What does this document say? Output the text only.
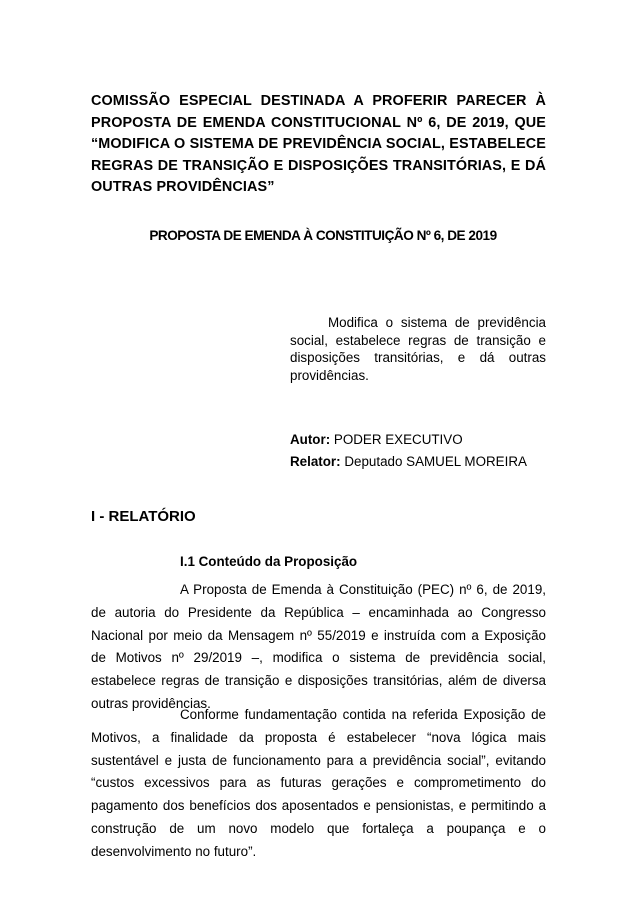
COMISSÃO ESPECIAL DESTINADA A PROFERIR PARECER À PROPOSTA DE EMENDA CONSTITUCIONAL Nº 6, DE 2019, QUE “MODIFICA O SISTEMA DE PREVIDÊNCIA SOCIAL, ESTABELECE REGRAS DE TRANSIÇÃO E DISPOSIÇÕES TRANSITÓRIAS, E DÁ OUTRAS PROVIDÊNCIAS”
PROPOSTA DE EMENDA À CONSTITUIÇÃO Nº 6, DE 2019
Modifica o sistema de previdência social, estabelece regras de transição e disposições transitórias, e dá outras providências.
Autor: PODER EXECUTIVO
Relator: Deputado SAMUEL MOREIRA
I - RELATÓRIO
I.1 Conteúdo da Proposição
A Proposta de Emenda à Constituição (PEC) nº 6, de 2019, de autoria do Presidente da República – encaminhada ao Congresso Nacional por meio da Mensagem nº 55/2019 e instruída com a Exposição de Motivos nº 29/2019 –, modifica o sistema de previdência social, estabelece regras de transição e disposições transitórias, além de diversa outras providências.
Conforme fundamentação contida na referida Exposição de Motivos, a finalidade da proposta é estabelecer “nova lógica mais sustentável e justa de funcionamento para a previdência social”, evitando “custos excessivos para as futuras gerações e comprometimento do pagamento dos benefícios dos aposentados e pensionistas, e permitindo a construção de um novo modelo que fortaleça a poupança e o desenvolvimento no futuro”.
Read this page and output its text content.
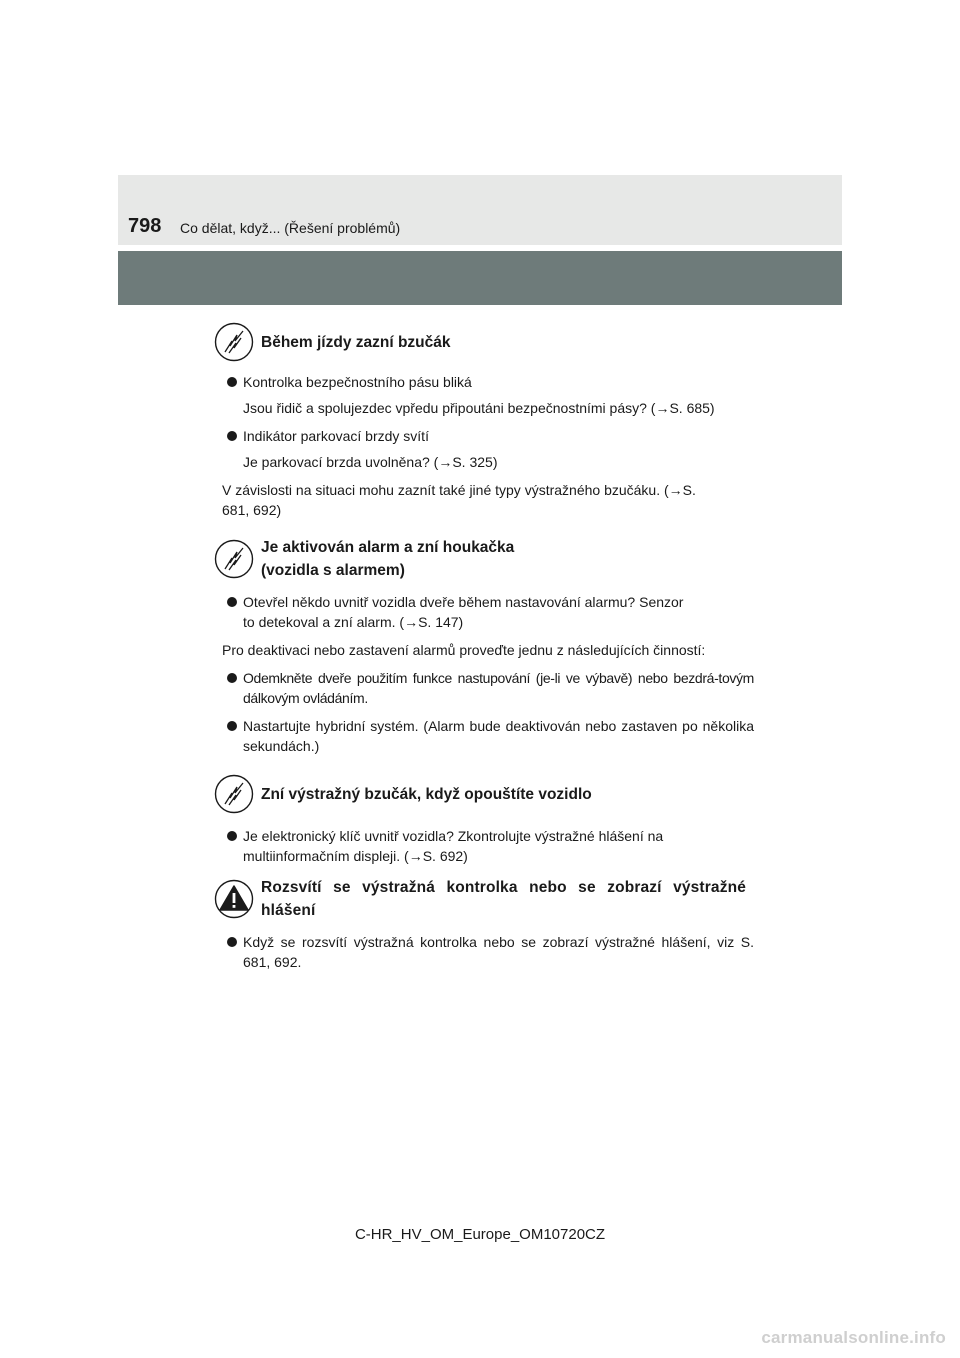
798 Co dělat, když... (Řešení problémů)
Během jízdy zazní bzučák

Kontrolka bezpečnostního pásu bliká

Jsou řidič a spolujezdec vpředu připoutáni bezpečnostními pásy? (→S. 685)

Indikátor parkovací brzdy svítí

Je parkovací brzda uvolněna? (→S. 325)

V závislosti na situaci mohu zaznít také jiné typy výstražného bzučáku. (→S. 681, 692)

Je aktivován alarm a zní houkačka (vozidla s alarmem)

Otevřel někdo uvnitř vozidla dveře během nastavování alarmu? Senzor to detekoval a zní alarm. (→S. 147)

Pro deaktivaci nebo zastavení alarmů proveďte jednu z následujících činností:

Odemkněte dveře použitím funkce nastupování (je-li ve výbavě) nebo bezdrá-tovým dálkovým ovládáním.

Nastartujte hybridní systém. (Alarm bude deaktivován nebo zastaven po několika sekundách.)

Zní výstražný bzučák, když opouštíte vozidlo

Je elektronický klíč uvnitř vozidla? Zkontrolujte výstražné hlášení na multiinformačním displeji. (→S. 692)

Rozsvítí se výstražná kontrolka nebo se zobrazí výstražné hlášení

Když se rozsvítí výstražná kontrolka nebo se zobrazí výstražné hlášení, viz S. 681, 692.

C-HR_HV_OM_Europe_OM10720CZ
carmanualsonline.info
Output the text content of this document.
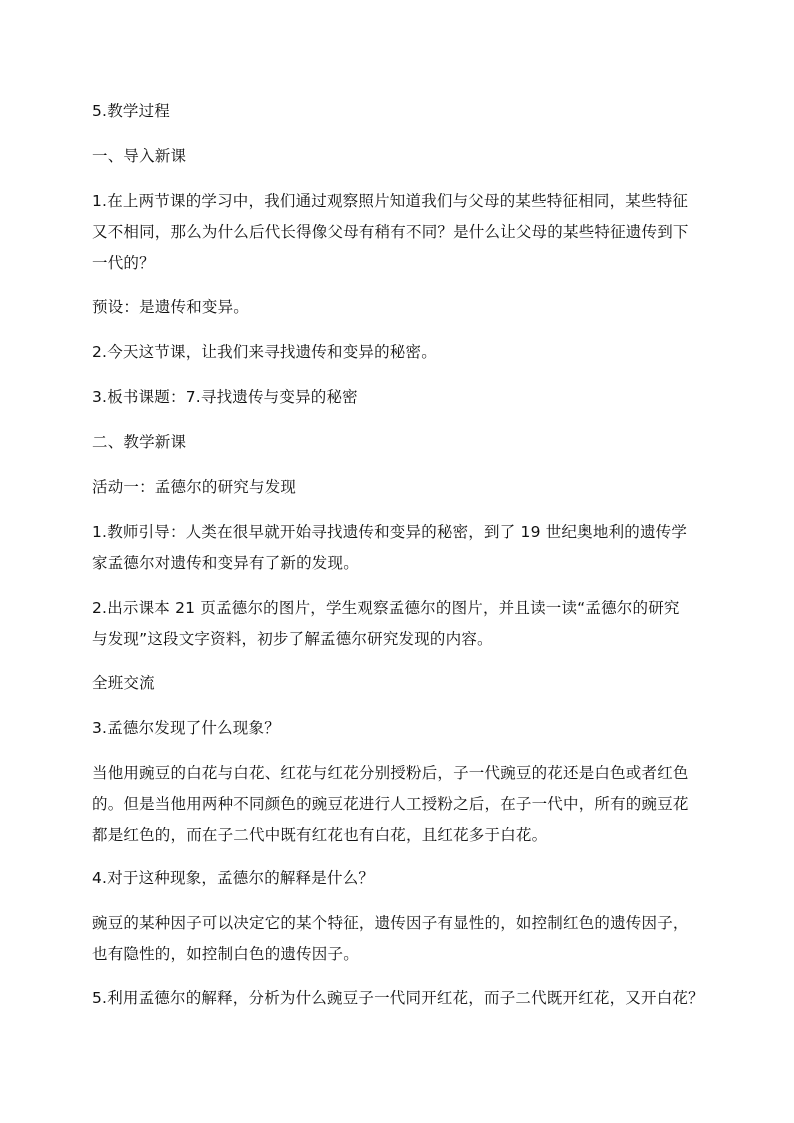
5.教学过程
一、导入新课
1.在上两节课的学习中，我们通过观察照片知道我们与父母的某些特征相同，某些特征
又不相同，那么为什么后代长得像父母有稍有不同？是什么让父母的某些特征遗传到下
一代的？
预设：是遗传和变异。
2.今天这节课，让我们来寻找遗传和变异的秘密。
3.板书课题：7.寻找遗传与变异的秘密
二、教学新课
活动一：孟德尔的研究与发现
1.教师引导：人类在很早就开始寻找遗传和变异的秘密，到了 19 世纪奥地利的遗传学
家孟德尔对遗传和变异有了新的发现。
2.出示课本 21 页孟德尔的图片，学生观察孟德尔的图片，并且读一读“孟德尔的研究
与发现”这段文字资料，初步了解孟德尔研究发现的内容。
全班交流
3.孟德尔发现了什么现象？
当他用豌豆的白花与白花、红花与红花分别授粉后，子一代豌豆的花还是白色或者红色
的。但是当他用两种不同颜色的豌豆花进行人工授粉之后，在子一代中，所有的豌豆花
都是红色的，而在子二代中既有红花也有白花，且红花多于白花。
4.对于这种现象，孟德尔的解释是什么？
豌豆的某种因子可以决定它的某个特征，遗传因子有显性的，如控制红色的遗传因子，
也有隐性的，如控制白色的遗传因子。
5.利用孟德尔的解释，分析为什么豌豆子一代同开红花，而子二代既开红花，又开白花？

______

- _Task brief_
Examine the records and report how many lines contain the string "vozidla". Only the number should be given.

- _Solution for this exercise_
3